Goal of the exercise: Print out the material that follows word for word.

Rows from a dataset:

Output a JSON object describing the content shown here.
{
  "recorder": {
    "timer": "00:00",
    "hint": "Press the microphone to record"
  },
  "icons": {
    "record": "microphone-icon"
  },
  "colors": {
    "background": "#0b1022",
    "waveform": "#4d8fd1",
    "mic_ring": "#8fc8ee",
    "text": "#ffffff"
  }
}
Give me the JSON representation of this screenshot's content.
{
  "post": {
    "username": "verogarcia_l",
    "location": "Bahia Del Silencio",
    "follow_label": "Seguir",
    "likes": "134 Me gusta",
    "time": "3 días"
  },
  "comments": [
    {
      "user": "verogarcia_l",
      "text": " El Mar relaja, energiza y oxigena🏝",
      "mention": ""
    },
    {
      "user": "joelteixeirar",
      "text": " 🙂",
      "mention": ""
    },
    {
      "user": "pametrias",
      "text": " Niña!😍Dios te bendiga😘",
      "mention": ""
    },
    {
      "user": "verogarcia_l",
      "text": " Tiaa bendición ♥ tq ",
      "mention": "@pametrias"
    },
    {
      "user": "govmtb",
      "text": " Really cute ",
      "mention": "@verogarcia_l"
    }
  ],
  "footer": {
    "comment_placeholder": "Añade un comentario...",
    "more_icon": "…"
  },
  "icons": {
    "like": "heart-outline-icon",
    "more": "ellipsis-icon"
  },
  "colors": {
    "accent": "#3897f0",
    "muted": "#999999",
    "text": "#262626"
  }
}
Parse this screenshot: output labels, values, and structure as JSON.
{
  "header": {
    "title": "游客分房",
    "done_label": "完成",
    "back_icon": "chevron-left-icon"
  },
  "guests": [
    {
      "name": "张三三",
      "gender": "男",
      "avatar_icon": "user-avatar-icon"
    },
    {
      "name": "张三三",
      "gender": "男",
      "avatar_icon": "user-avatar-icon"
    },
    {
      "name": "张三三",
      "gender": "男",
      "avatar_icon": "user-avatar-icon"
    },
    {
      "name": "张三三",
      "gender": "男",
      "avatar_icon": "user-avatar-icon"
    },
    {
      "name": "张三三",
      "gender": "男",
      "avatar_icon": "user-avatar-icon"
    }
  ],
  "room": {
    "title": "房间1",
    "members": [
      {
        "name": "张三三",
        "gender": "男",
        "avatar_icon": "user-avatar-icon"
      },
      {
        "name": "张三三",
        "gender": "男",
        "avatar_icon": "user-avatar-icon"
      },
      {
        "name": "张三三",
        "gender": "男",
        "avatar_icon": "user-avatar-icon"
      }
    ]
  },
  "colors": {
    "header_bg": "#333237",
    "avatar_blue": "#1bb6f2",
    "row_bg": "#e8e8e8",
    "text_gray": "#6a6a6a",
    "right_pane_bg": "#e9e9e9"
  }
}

Reply:
Output a JSON object describing the content shown here.
{
  "recorder": {
    "timer": "00:00",
    "hint": "Press the microphone to record"
  },
  "icons": {
    "record": "microphone-icon"
  },
  "colors": {
    "background": "#0b1022",
    "waveform": "#4d8fd1",
    "mic_ring": "#8fc8ee",
    "text": "#ffffff"
  }
}
Give me the JSON representation of this screenshot's content.
{
  "post": {
    "username": "verogarcia_l",
    "location": "Bahia Del Silencio",
    "follow_label": "Seguir",
    "likes": "134 Me gusta",
    "time": "3 días"
  },
  "comments": [
    {
      "user": "verogarcia_l",
      "text": " El Mar relaja, energiza y oxigena🏝",
      "mention": ""
    },
    {
      "user": "joelteixeirar",
      "text": " 🙂",
      "mention": ""
    },
    {
      "user": "pametrias",
      "text": " Niña!😍Dios te bendiga😘",
      "mention": ""
    },
    {
      "user": "verogarcia_l",
      "text": " Tiaa bendición ♥ tq ",
      "mention": "@pametrias"
    },
    {
      "user": "govmtb",
      "text": " Really cute ",
      "mention": "@verogarcia_l"
    }
  ],
  "footer": {
    "comment_placeholder": "Añade un comentario...",
    "more_icon": "…"
  },
  "icons": {
    "like": "heart-outline-icon",
    "more": "ellipsis-icon"
  },
  "colors": {
    "accent": "#3897f0",
    "muted": "#999999",
    "text": "#262626"
  }
}
Parse this screenshot: output labels, values, and structure as JSON.
{
  "header": {
    "title": "游客分房",
    "done_label": "完成",
    "back_icon": "chevron-left-icon"
  },
  "guests": [
    {
      "name": "张三三",
      "gender": "男",
      "avatar_icon": "user-avatar-icon"
    },
    {
      "name": "张三三",
      "gender": "男",
      "avatar_icon": "user-avatar-icon"
    },
    {
      "name": "张三三",
      "gender": "男",
      "avatar_icon": "user-avatar-icon"
    },
    {
      "name": "张三三",
      "gender": "男",
      "avatar_icon": "user-avatar-icon"
    },
    {
      "name": "张三三",
      "gender": "男",
      "avatar_icon": "user-avatar-icon"
    }
  ],
  "room": {
    "title": "房间1",
    "members": [
      {
        "name": "张三三",
        "gender": "男",
        "avatar_icon": "user-avatar-icon"
      },
      {
        "name": "张三三",
        "gender": "男",
        "avatar_icon": "user-avatar-icon"
      },
      {
        "name": "张三三",
        "gender": "男",
        "avatar_icon": "user-avatar-icon"
      }
    ]
  },
  "colors": {
    "header_bg": "#333237",
    "avatar_blue": "#1bb6f2",
    "row_bg": "#e8e8e8",
    "text_gray": "#6a6a6a",
    "right_pane_bg": "#e9e9e9"
  }
}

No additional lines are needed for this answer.